▸ **PROBLEM STATEMENT**:
Assemble all lines in which the string "school" appears.

═══ GIVEN DATA

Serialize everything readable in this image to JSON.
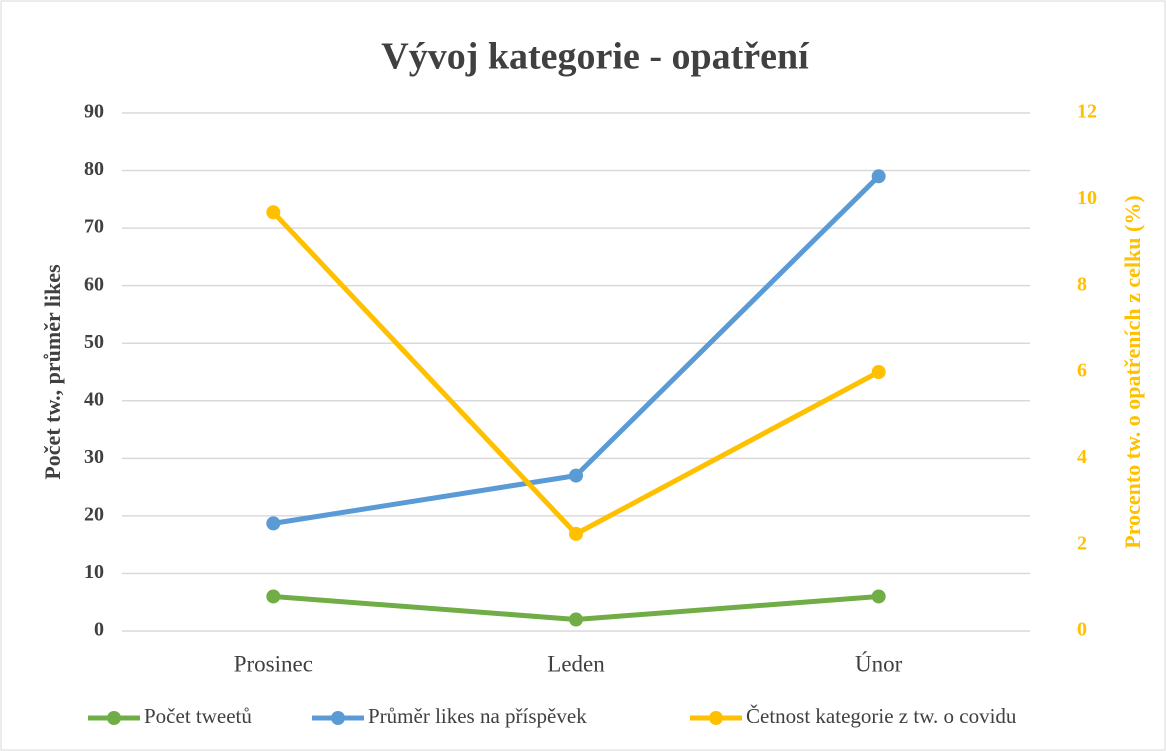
{
  "chart_data": {
    "type": "line",
    "title": "Vývoj kategorie - opatření",
    "ylabel": "Počet tw., průměr likes",
    "y2label": "Procento tw. o opatřeních z celku (%)",
    "categories": [
      "Prosinec",
      "Leden",
      "Únor"
    ],
    "series": [
      {
        "name": "Počet tweetů",
        "color": "#70ad47",
        "values": [
          6,
          2,
          6
        ]
      },
      {
        "name": "Průměr likes na příspěvek",
        "color": "#5b9bd5",
        "values": [
          18.7,
          27,
          79
        ]
      },
      {
        "name": "Četnost kategorie z tw. o covidu",
        "color": "#ffc000",
        "values": [
          9.7,
          2.25,
          6.0
        ],
        "axis": "y2"
      }
    ],
    "ylim": [
      0,
      90
    ],
    "yticks": [
      0,
      10,
      20,
      30,
      40,
      50,
      60,
      70,
      80,
      90
    ],
    "y2lim": [
      0,
      12
    ],
    "y2ticks": [
      0,
      2,
      4,
      6,
      8,
      10,
      12
    ],
    "grid": true,
    "legend": "bottom"
  }
}
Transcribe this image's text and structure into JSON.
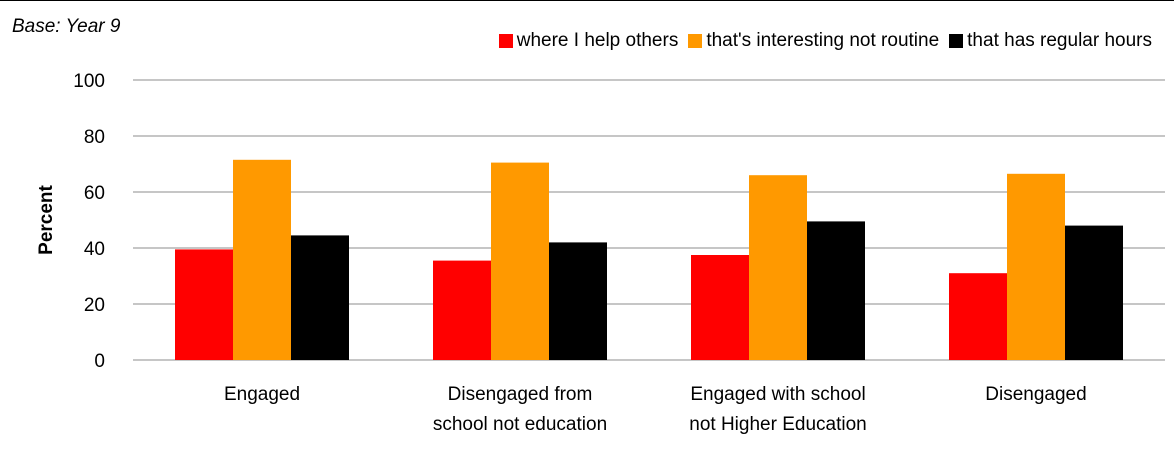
{
  "base_note": "Base: Year 9",
  "legend": [
    {
      "label": "where I help others",
      "color": "#ff0000"
    },
    {
      "label": "that's interesting not routine",
      "color": "#ff9900"
    },
    {
      "label": "that has regular hours",
      "color": "#000000"
    }
  ],
  "chart_data": {
    "type": "bar",
    "ylabel": "Percent",
    "xlabel": "",
    "ylim": [
      0,
      100
    ],
    "yticks": [
      0,
      20,
      40,
      60,
      80,
      100
    ],
    "grid": true,
    "legend_position": "top-right",
    "categories": [
      [
        "Engaged"
      ],
      [
        "Disengaged from",
        "school not education"
      ],
      [
        "Engaged with school",
        "not Higher Education"
      ],
      [
        "Disengaged"
      ]
    ],
    "series": [
      {
        "name": "where I help others",
        "color": "#ff0000",
        "values": [
          39.5,
          35.5,
          37.5,
          31
        ]
      },
      {
        "name": "that's interesting not routine",
        "color": "#ff9900",
        "values": [
          71.5,
          70.5,
          66,
          66.5
        ]
      },
      {
        "name": "that has regular hours",
        "color": "#000000",
        "values": [
          44.5,
          42,
          49.5,
          48
        ]
      }
    ]
  }
}
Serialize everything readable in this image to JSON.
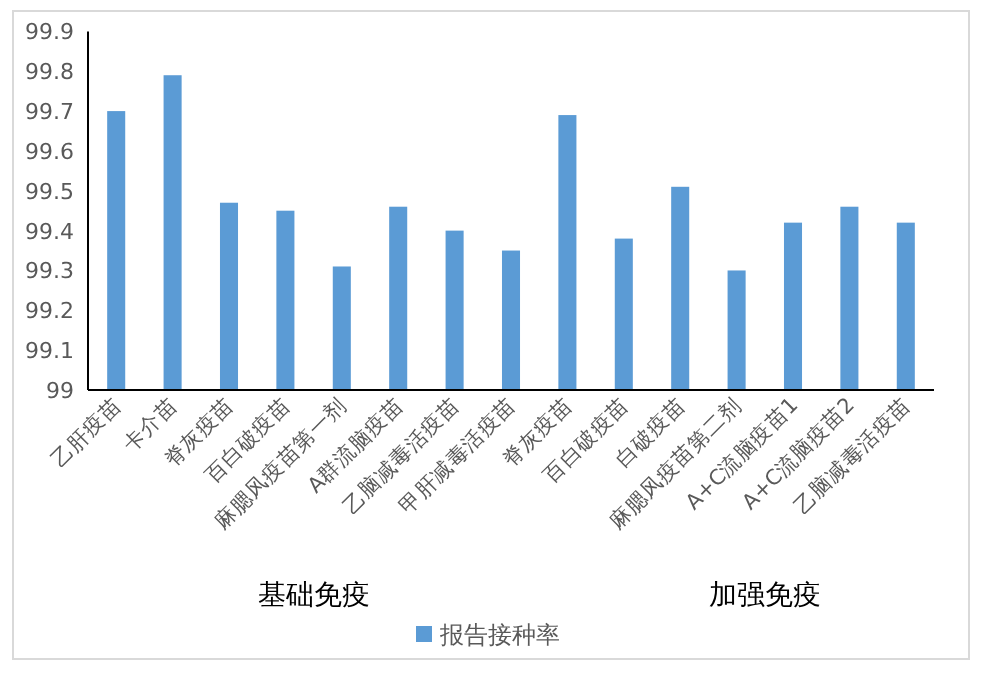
{
  "chart_data": {
    "type": "bar",
    "categories": [
      "乙肝疫苗",
      "卡介苗",
      "脊灰疫苗",
      "百白破疫苗",
      "麻腮风疫苗第一剂",
      "A群流脑疫苗",
      "乙脑减毒活疫苗",
      "甲肝减毒活疫苗",
      "脊灰疫苗",
      "百白破疫苗",
      "白破疫苗",
      "麻腮风疫苗第二剂",
      "A+C流脑疫苗1",
      "A+C流脑疫苗2",
      "乙脑减毒活疫苗"
    ],
    "series": [
      {
        "name": "报告接种率",
        "color": "#5b9bd5",
        "values": [
          99.7,
          99.79,
          99.47,
          99.45,
          99.31,
          99.46,
          99.4,
          99.35,
          99.69,
          99.38,
          99.51,
          99.3,
          99.42,
          99.46,
          99.42
        ]
      }
    ],
    "ylim": [
      99,
      99.9
    ],
    "yticks": [
      99,
      99.1,
      99.2,
      99.3,
      99.4,
      99.5,
      99.6,
      99.7,
      99.8,
      99.9
    ],
    "legend": "bottom",
    "annotations": [
      "基础免疫",
      "加强免疫"
    ]
  }
}
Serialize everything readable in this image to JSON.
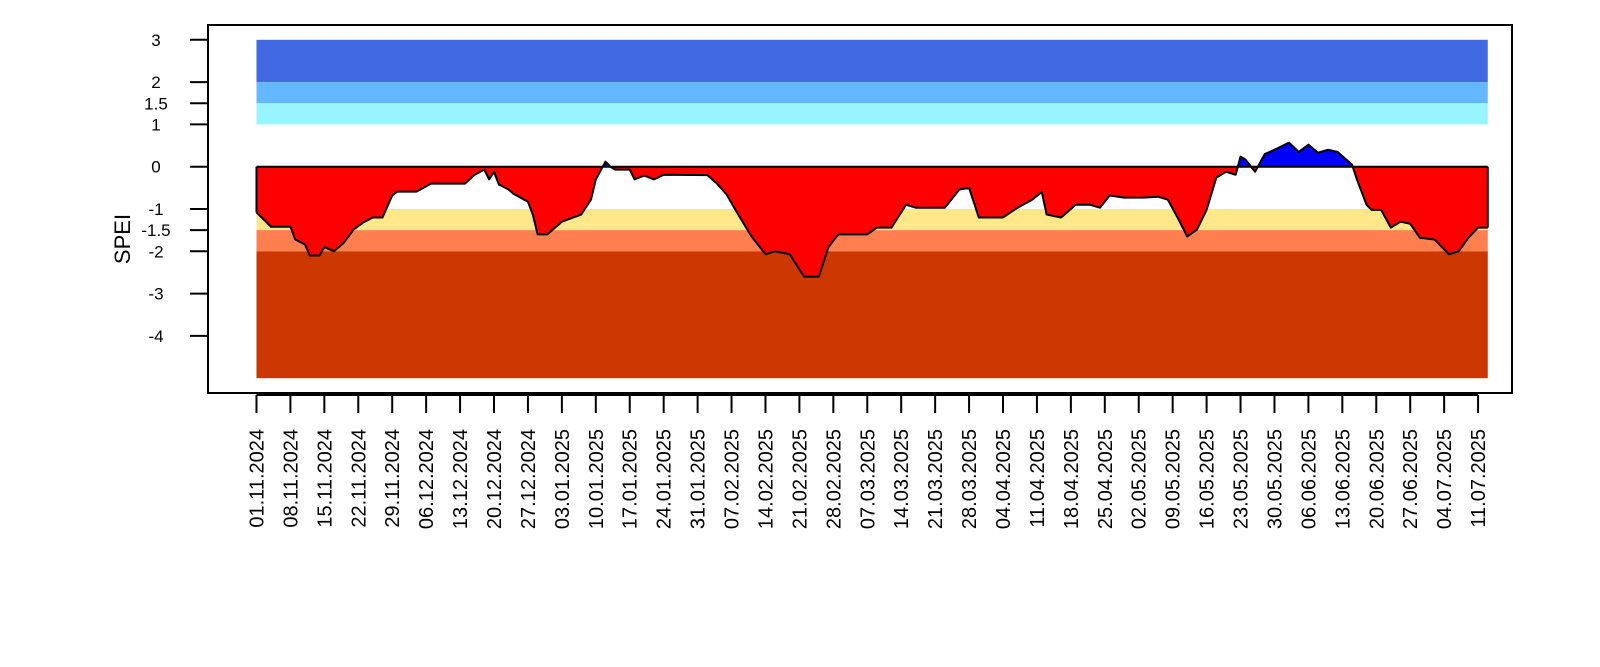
{
  "chart_data": {
    "type": "area",
    "y_label": "SPEI",
    "xlim": [
      "22.10.2024",
      "18.07.2025"
    ],
    "xticks": [
      "01.11.2024",
      "08.11.2024",
      "15.11.2024",
      "22.11.2024",
      "29.11.2024",
      "06.12.2024",
      "13.12.2024",
      "20.12.2024",
      "27.12.2024",
      "03.01.2025",
      "10.01.2025",
      "17.01.2025",
      "24.01.2025",
      "31.01.2025",
      "07.02.2025",
      "14.02.2025",
      "21.02.2025",
      "28.02.2025",
      "07.03.2025",
      "14.03.2025",
      "21.03.2025",
      "28.03.2025",
      "04.04.2025",
      "11.04.2025",
      "18.04.2025",
      "25.04.2025",
      "02.05.2025",
      "09.05.2025",
      "16.05.2025",
      "23.05.2025",
      "30.05.2025",
      "06.06.2025",
      "13.06.2025",
      "20.06.2025",
      "27.06.2025",
      "04.07.2025",
      "11.07.2025"
    ],
    "ylim": [
      -5.35,
      3.35
    ],
    "yticks": [
      3,
      2,
      1.5,
      1,
      0,
      -1,
      -1.5,
      -2,
      -3,
      -4
    ],
    "bands": [
      {
        "from": 3,
        "to": 2,
        "color": "#4169e1"
      },
      {
        "from": 2,
        "to": 1.5,
        "color": "#63b8ff"
      },
      {
        "from": 1.5,
        "to": 1,
        "color": "#98f5ff"
      },
      {
        "from": -1,
        "to": -1.5,
        "color": "#ffe78a"
      },
      {
        "from": -1.5,
        "to": -2,
        "color": "#ff7f50"
      },
      {
        "from": -2,
        "to": -5,
        "color": "#cd3700"
      }
    ],
    "positive_color": "#0000ff",
    "negative_color": "#ff0000",
    "x": [
      "01.11.2024",
      "04.11.2024",
      "08.11.2024",
      "09.11.2024",
      "11.11.2024",
      "12.11.2024",
      "14.11.2024",
      "15.11.2024",
      "17.11.2024",
      "19.11.2024",
      "21.11.2024",
      "23.11.2024",
      "25.11.2024",
      "27.11.2024",
      "29.11.2024",
      "30.11.2024",
      "04.12.2024",
      "07.12.2024",
      "14.12.2024",
      "16.12.2024",
      "18.12.2024",
      "19.12.2024",
      "20.12.2024",
      "21.12.2024",
      "23.12.2024",
      "24.12.2024",
      "27.12.2024",
      "28.12.2024",
      "29.12.2024",
      "31.12.2024",
      "03.01.2025",
      "07.01.2025",
      "09.01.2025",
      "10.01.2025",
      "12.01.2025",
      "13.01.2025",
      "14.01.2025",
      "17.01.2025",
      "18.01.2025",
      "20.01.2025",
      "22.01.2025",
      "24.01.2025",
      "02.02.2025",
      "04.02.2025",
      "06.02.2025",
      "08.02.2025",
      "11.02.2025",
      "14.02.2025",
      "16.02.2025",
      "19.02.2025",
      "21.02.2025",
      "22.02.2025",
      "25.02.2025",
      "27.02.2025",
      "01.03.2025",
      "07.03.2025",
      "09.03.2025",
      "12.03.2025",
      "15.03.2025",
      "17.03.2025",
      "23.03.2025",
      "26.03.2025",
      "28.03.2025",
      "30.03.2025",
      "04.04.2025",
      "07.04.2025",
      "10.04.2025",
      "12.04.2025",
      "13.04.2025",
      "16.04.2025",
      "19.04.2025",
      "22.04.2025",
      "24.04.2025",
      "26.04.2025",
      "29.04.2025",
      "03.05.2025",
      "06.05.2025",
      "08.05.2025",
      "10.05.2025",
      "12.05.2025",
      "14.05.2025",
      "16.05.2025",
      "18.05.2025",
      "20.05.2025",
      "22.05.2025",
      "23.05.2025",
      "24.05.2025",
      "26.05.2025",
      "28.05.2025",
      "30.05.2025",
      "02.06.2025",
      "04.06.2025",
      "06.06.2025",
      "08.06.2025",
      "10.06.2025",
      "12.06.2025",
      "15.06.2025",
      "16.06.2025",
      "18.06.2025",
      "19.06.2025",
      "21.06.2025",
      "23.06.2025",
      "25.06.2025",
      "27.06.2025",
      "29.06.2025",
      "02.07.2025",
      "05.07.2025",
      "07.07.2025",
      "09.07.2025",
      "11.07.2025",
      "13.07.2025"
    ],
    "values": [
      -1.08,
      -1.42,
      -1.42,
      -1.72,
      -1.84,
      -2.1,
      -2.1,
      -1.9,
      -2.0,
      -1.8,
      -1.49,
      -1.32,
      -1.2,
      -1.2,
      -0.68,
      -0.59,
      -0.59,
      -0.4,
      -0.4,
      -0.19,
      -0.07,
      -0.3,
      -0.12,
      -0.42,
      -0.54,
      -0.64,
      -0.83,
      -1.13,
      -1.6,
      -1.6,
      -1.3,
      -1.13,
      -0.78,
      -0.3,
      0.12,
      0,
      -0.07,
      -0.07,
      -0.3,
      -0.21,
      -0.3,
      -0.19,
      -0.2,
      -0.4,
      -0.66,
      -1.06,
      -1.63,
      -2.07,
      -2.0,
      -2.07,
      -2.43,
      -2.6,
      -2.6,
      -1.9,
      -1.6,
      -1.6,
      -1.44,
      -1.44,
      -0.9,
      -0.97,
      -0.97,
      -0.54,
      -0.5,
      -1.2,
      -1.2,
      -0.97,
      -0.78,
      -0.6,
      -1.13,
      -1.2,
      -0.9,
      -0.9,
      -0.97,
      -0.68,
      -0.73,
      -0.73,
      -0.71,
      -0.78,
      -1.2,
      -1.65,
      -1.49,
      -1.02,
      -0.26,
      -0.12,
      -0.19,
      0.24,
      0.17,
      -0.12,
      0.3,
      0.4,
      0.57,
      0.35,
      0.52,
      0.33,
      0.4,
      0.35,
      0.05,
      -0.3,
      -0.9,
      -1.02,
      -1.02,
      -1.44,
      -1.3,
      -1.35,
      -1.68,
      -1.72,
      -2.07,
      -2.0,
      -1.68,
      -1.44,
      -1.44
    ]
  }
}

══════

▸ **SOLUTION FOR THIS PROBLEM**:
        "school not education"
        "Engaged with school",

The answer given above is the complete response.